» Problem statement: Each record that follows should be repeated exactly, minus any images.

» Records from a data source:
▼

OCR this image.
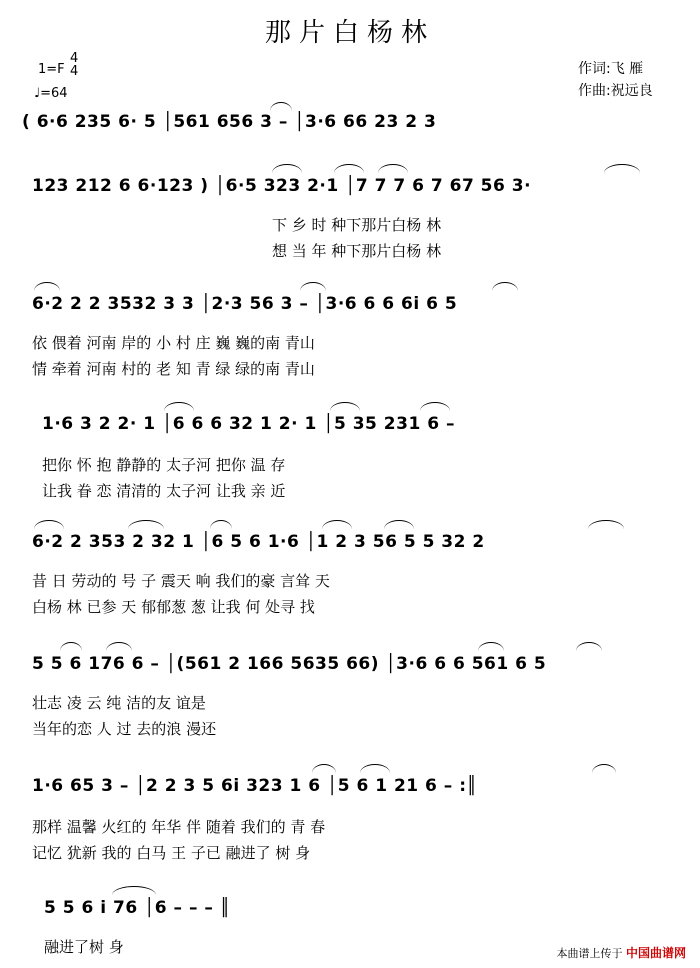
那片白杨林
1=F
4
4
♩=64
作词:飞 雁
作曲:祝远良
( 6·6 235 6· 5 │561 656 3 – │3·6 66 23 2 3
123 212 6 6·123 ) │6·5 323 2·1 │7 7 7 6 7 67 56 3·
下 乡 时 种下那片白杨 林
想 当 年 种下那片白杨 林
6·2 2 2 3532 3 3 │2·3 56 3 – │3·6 6 6 6i 6 5
依 偎着 河南 岸的 小 村 庄 巍 巍的南 青山
情 牵着 河南 村的 老 知 青 绿 绿的南 青山
1·6 3 2 2· 1 │6 6 6 32 1 2· 1 │5 35 231 6 –
把你 怀 抱 静静的 太子河 把你 温 存
让我 眷 恋 清清的 太子河 让我 亲 近
6·2 2 353 2 32 1 │6 5 6 1·6 │1 2 3 56 5 5 32 2
昔 日 劳动的 号 子 震天 响 我们的豪 言耸 天
白杨 林 已参 天 郁郁葱 葱 让我 何 处寻 找
5 5 6 176 6 – │(561 2 166 5635 66) │3·6 6 6 561 6 5
壮志 凌 云 纯 洁的友 谊是
当年的恋 人 过 去的浪 漫还
1·6 65 3 – │2 2 3 5 6i 323 1 6 │5 6 1 21 6 – :║
那样 温馨 火红的 年华 伴 随着 我们的 青 春
记忆 犹新 我的 白马 王 子已 融进了 树 身
5 5 6 i 76 │6 – – – ║
融进了树 身	本曲谱上传于 中国曲谱网
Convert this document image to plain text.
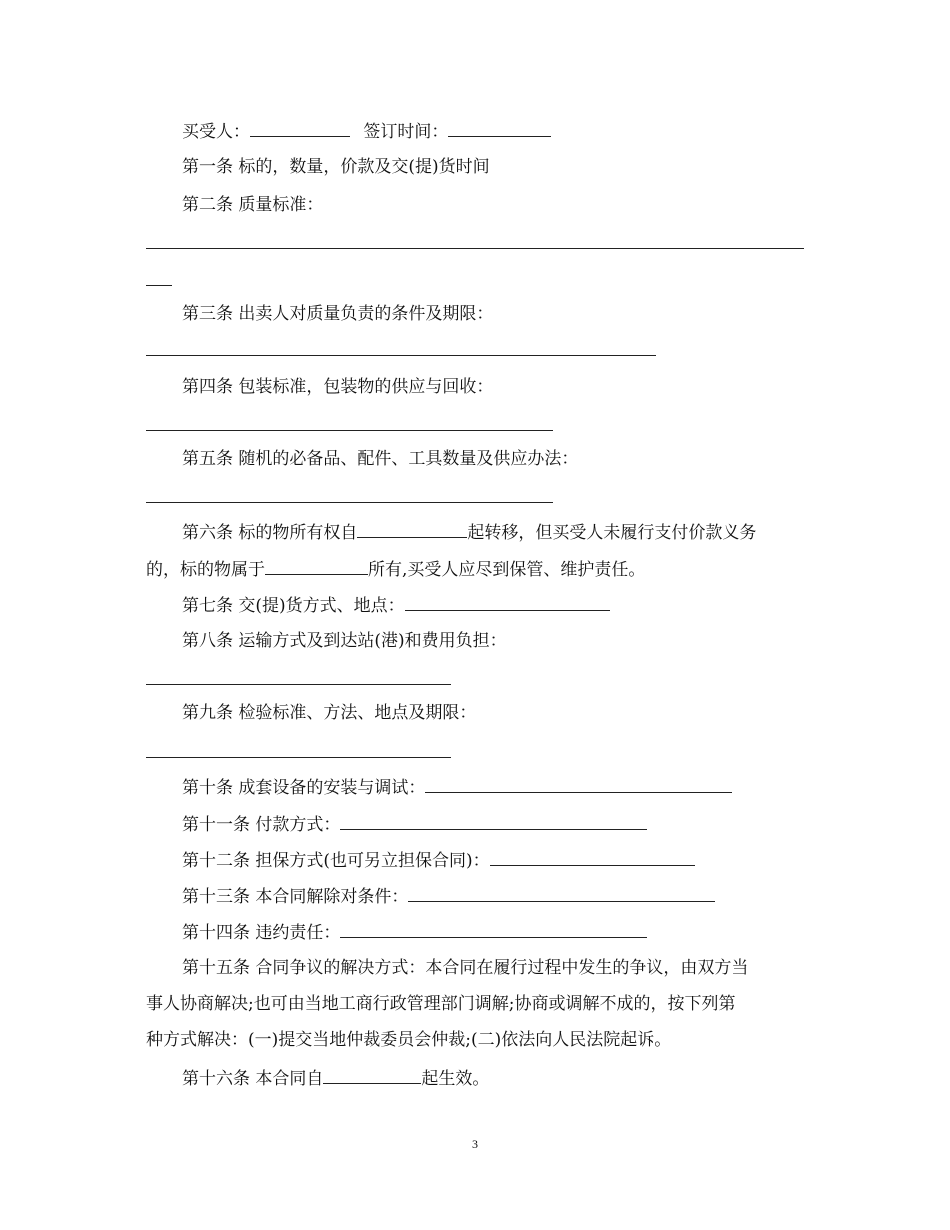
买受人：	签订时间：
第一条 标的，数量，价款及交(提)货时间
第二条 质量标准：
第三条 出卖人对质量负责的条件及期限：
第四条 包装标准，包装物的供应与回收：
第五条 随机的必备品、配件、工具数量及供应办法：
第六条 标的物所有权自	起转移，但买受人未履行支付价款义务
的，标的物属于	所有,买受人应尽到保管、维护责任。
第七条 交(提)货方式、地点：
第八条 运输方式及到达站(港)和费用负担：
第九条 检验标准、方法、地点及期限：
第十条 成套设备的安装与调试：
第十一条 付款方式：
第十二条 担保方式(也可另立担保合同)：
第十三条 本合同解除对条件：
第十四条 违约责任：
第十五条 合同争议的解决方式：本合同在履行过程中发生的争议，由双方当
事人协商解决;也可由当地工商行政管理部门调解;协商或调解不成的，按下列第
种方式解决：(一)提交当地仲裁委员会仲裁;(二)依法向人民法院起诉。
第十六条 本合同自	起生效。
3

▲

» Output of the exercise:
OCR this image.
那片白杨林
1=F
4
4
♩=64
作词:飞 雁
作曲:祝远良
( 6·6 235 6· 5 │561 656 3 – │3·6 66 23 2 3
123 212 6 6·123 ) │6·5 323 2·1 │7 7 7 6 7 67 56 3·
下 乡 时 种下那片白杨 林
想 当 年 种下那片白杨 林
6·2 2 2 3532 3 3 │2·3 56 3 – │3·6 6 6 6i 6 5
依 偎着 河南 岸的 小 村 庄 巍 巍的南 青山
情 牵着 河南 村的 老 知 青 绿 绿的南 青山
1·6 3 2 2· 1 │6 6 6 32 1 2· 1 │5 35 231 6 –
把你 怀 抱 静静的 太子河 把你 温 存
让我 眷 恋 清清的 太子河 让我 亲 近
6·2 2 353 2 32 1 │6 5 6 1·6 │1 2 3 56 5 5 32 2
昔 日 劳动的 号 子 震天 响 我们的豪 言耸 天
白杨 林 已参 天 郁郁葱 葱 让我 何 处寻 找
5 5 6 176 6 – │(561 2 166 5635 66) │3·6 6 6 561 6 5
壮志 凌 云 纯 洁的友 谊是
当年的恋 人 过 去的浪 漫还
1·6 65 3 – │2 2 3 5 6i 323 1 6 │5 6 1 21 6 – :║
那样 温馨 火红的 年华 伴 随着 我们的 青 春
记忆 犹新 我的 白马 王 子已 融进了 树 身
5 5 6 i 76 │6 – – – ║
融进了树 身	本曲谱上传于 中国曲谱网
Convert this document image to plain text.
买受人：	签订时间：
第一条 标的，数量，价款及交(提)货时间
第二条 质量标准：
第三条 出卖人对质量负责的条件及期限：
第四条 包装标准，包装物的供应与回收：
第五条 随机的必备品、配件、工具数量及供应办法：
第六条 标的物所有权自	起转移，但买受人未履行支付价款义务
的，标的物属于	所有,买受人应尽到保管、维护责任。
第七条 交(提)货方式、地点：
第八条 运输方式及到达站(港)和费用负担：
第九条 检验标准、方法、地点及期限：
第十条 成套设备的安装与调试：
第十一条 付款方式：
第十二条 担保方式(也可另立担保合同)：
第十三条 本合同解除对条件：
第十四条 违约责任：
第十五条 合同争议的解决方式：本合同在履行过程中发生的争议，由双方当
事人协商解决;也可由当地工商行政管理部门调解;协商或调解不成的，按下列第
种方式解决：(一)提交当地仲裁委员会仲裁;(二)依法向人民法院起诉。
第十六条 本合同自	起生效。
3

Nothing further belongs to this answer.